Consider the records below. How many of their lines include the word "text"? State the number and nothing else.

################

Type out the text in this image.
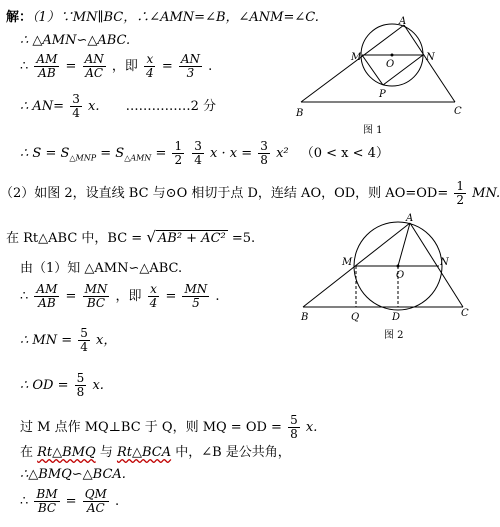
解：（1）∵MN∥BC，∴∠AMN=∠B，∠ANM=∠C.
∴ △AMN∽△ABC.
∴ $\frac{AM}{AB} = \frac{AN}{AC}$ ，即 $\frac{x}{4} = \frac{AN}{3}$ .
∴ $AN= \frac{3}{4} x$. ……………2 分
∴ $S = S_{\triangle MNP} = S_{\triangle AMN} = \frac{1}{2}$
$\frac{3}{4}$ $x \cdot x = \frac{3}{8} x^2$ （0 < x < 4）
（2）如图 2，设直线 BC 与⊙O 相切于点 D，连结 AO，OD，则 $AO=OD= \frac{1}{2}$ MN.
在 Rt△ABC 中，BC = √ AB² + AC² =5.
由（1）知 △AMN∽△ABC.
∴ $\frac{AM}{AB} = \frac{MN}{BC}$ ，即 $\frac{x}{4} = \frac{MN}{5}$ .
∴ MN = $\frac{5}{4}$ x，
∴ OD = $\frac{5}{8} x$.
过 M 点作 MQ⊥BC 于 Q，则 MQ = OD = $\frac{5}{8} x$.
在 Rt△BMQ 与 Rt△BCA 中，∠B 是公共角，
∴△BMQ∽△BCA.
∴ $\frac{BM}{BC} = \frac{QM}{AC}$ .
A
M
O
N
P
B	C
图 1
A
M
O
N
B	Q	D	C
图 2
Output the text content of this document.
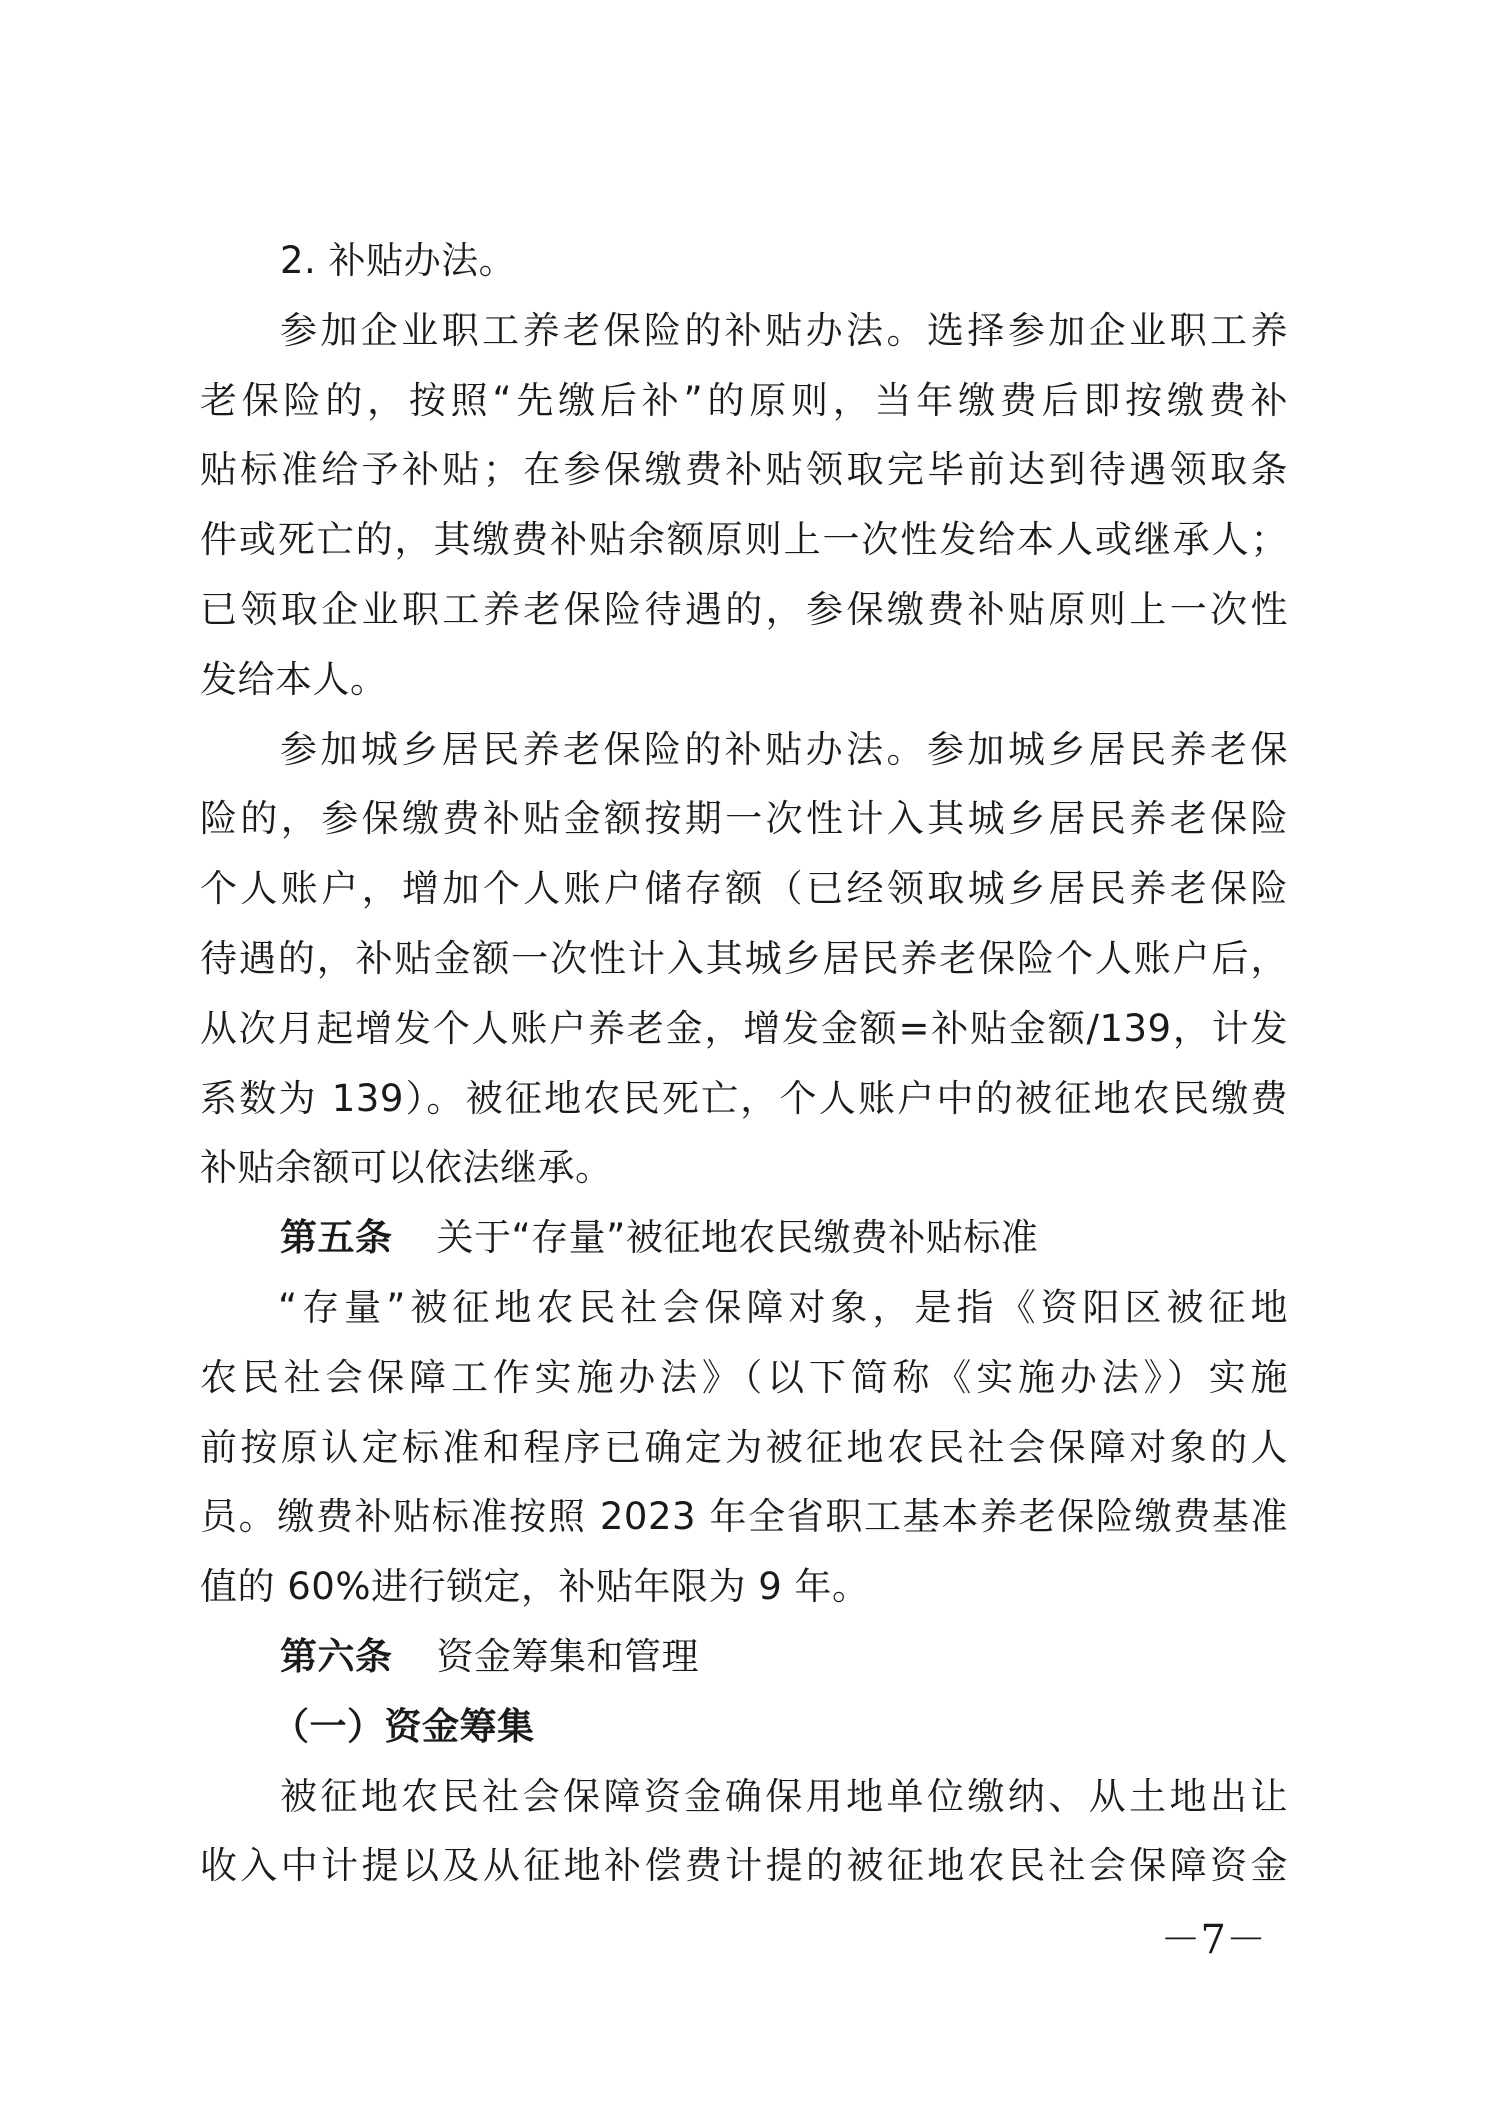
2. 补贴办法。
参加企业职工养老保险的补贴办法。选择参加企业职工养
老保险的，按照“先缴后补”的原则，当年缴费后即按缴费补
贴标准给予补贴；在参保缴费补贴领取完毕前达到待遇领取条
件或死亡的，其缴费补贴余额原则上一次性发给本人或继承人；
已领取企业职工养老保险待遇的，参保缴费补贴原则上一次性
发给本人。
参加城乡居民养老保险的补贴办法。参加城乡居民养老保
险的，参保缴费补贴金额按期一次性计入其城乡居民养老保险
个人账户，增加个人账户储存额（已经领取城乡居民养老保险
待遇的，补贴金额一次性计入其城乡居民养老保险个人账户后，
从次月起增发个人账户养老金，增发金额=补贴金额/139，计发
系数为 139）。被征地农民死亡，个人账户中的被征地农民缴费
补贴余额可以依法继承。
第五条 关于“存量”被征地农民缴费补贴标准
“存量”被征地农民社会保障对象，是指《资阳区被征地
农民社会保障工作实施办法》（以下简称《实施办法》）实施
前按原认定标准和程序已确定为被征地农民社会保障对象的人
员。缴费补贴标准按照 2023 年全省职工基本养老保险缴费基准
值的 60%进行锁定，补贴年限为 9 年。
第六条 资金筹集和管理
（一）资金筹集
被征地农民社会保障资金确保用地单位缴纳、从土地出让
收入中计提以及从征地补偿费计提的被征地农民社会保障资金
－7－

################

Response to the exercise:
2